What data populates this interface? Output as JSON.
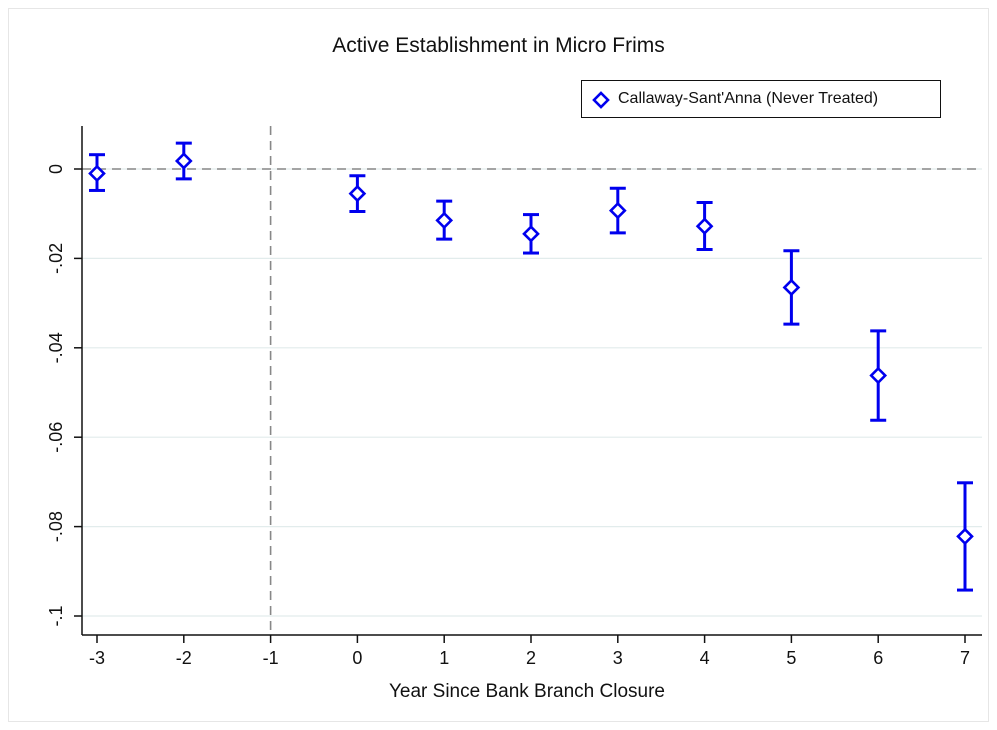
{
  "chart_data": {
    "type": "scatter",
    "title": "Active Establishment in Micro Frims",
    "xlabel": "Year Since Bank Branch Closure",
    "ylabel": "",
    "xlim": [
      -3,
      7
    ],
    "ylim": [
      -0.1,
      0
    ],
    "x_ticks": [
      -3,
      -2,
      -1,
      0,
      1,
      2,
      3,
      4,
      5,
      6,
      7
    ],
    "x_tick_labels": [
      "-3",
      "-2",
      "-1",
      "0",
      "1",
      "2",
      "3",
      "4",
      "5",
      "6",
      "7"
    ],
    "y_ticks": [
      0,
      -0.02,
      -0.04,
      -0.06,
      -0.08,
      -0.1
    ],
    "y_tick_labels": [
      "0",
      "-.02",
      "-.04",
      "-.06",
      "-.08",
      "-.1"
    ],
    "grid": "horizontal",
    "reference_lines": {
      "y": 0,
      "x": -1,
      "style": "dashed"
    },
    "legend_position": "top-right",
    "series": [
      {
        "name": "Callaway-Sant'Anna (Never Treated)",
        "color": "#0000ee",
        "marker": "diamond-open",
        "x": [
          -3,
          -2,
          0,
          1,
          2,
          3,
          4,
          5,
          6,
          7
        ],
        "y": [
          -0.001,
          0.0018,
          -0.0055,
          -0.0115,
          -0.0145,
          -0.0093,
          -0.0128,
          -0.0265,
          -0.0462,
          -0.0822
        ],
        "ci_low": [
          -0.0048,
          -0.0022,
          -0.0095,
          -0.0157,
          -0.0188,
          -0.0143,
          -0.018,
          -0.0347,
          -0.0562,
          -0.0942
        ],
        "ci_high": [
          0.0032,
          0.0058,
          -0.0015,
          -0.0072,
          -0.0102,
          -0.0043,
          -0.0075,
          -0.0183,
          -0.0362,
          -0.0702
        ]
      }
    ]
  }
}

**TO DO**
Omit the pictures and output all of the other material exactly.

**SOLUTION TO THIS TASK**
What data populates this interface? Output as JSON.
{
  "chart_data": {
    "type": "scatter",
    "title": "Active Establishment in Micro Frims",
    "xlabel": "Year Since Bank Branch Closure",
    "ylabel": "",
    "xlim": [
      -3,
      7
    ],
    "ylim": [
      -0.1,
      0
    ],
    "x_ticks": [
      -3,
      -2,
      -1,
      0,
      1,
      2,
      3,
      4,
      5,
      6,
      7
    ],
    "x_tick_labels": [
      "-3",
      "-2",
      "-1",
      "0",
      "1",
      "2",
      "3",
      "4",
      "5",
      "6",
      "7"
    ],
    "y_ticks": [
      0,
      -0.02,
      -0.04,
      -0.06,
      -0.08,
      -0.1
    ],
    "y_tick_labels": [
      "0",
      "-.02",
      "-.04",
      "-.06",
      "-.08",
      "-.1"
    ],
    "grid": "horizontal",
    "reference_lines": {
      "y": 0,
      "x": -1,
      "style": "dashed"
    },
    "legend_position": "top-right",
    "series": [
      {
        "name": "Callaway-Sant'Anna (Never Treated)",
        "color": "#0000ee",
        "marker": "diamond-open",
        "x": [
          -3,
          -2,
          0,
          1,
          2,
          3,
          4,
          5,
          6,
          7
        ],
        "y": [
          -0.001,
          0.0018,
          -0.0055,
          -0.0115,
          -0.0145,
          -0.0093,
          -0.0128,
          -0.0265,
          -0.0462,
          -0.0822
        ],
        "ci_low": [
          -0.0048,
          -0.0022,
          -0.0095,
          -0.0157,
          -0.0188,
          -0.0143,
          -0.018,
          -0.0347,
          -0.0562,
          -0.0942
        ],
        "ci_high": [
          0.0032,
          0.0058,
          -0.0015,
          -0.0072,
          -0.0102,
          -0.0043,
          -0.0075,
          -0.0183,
          -0.0362,
          -0.0702
        ]
      }
    ]
  }
}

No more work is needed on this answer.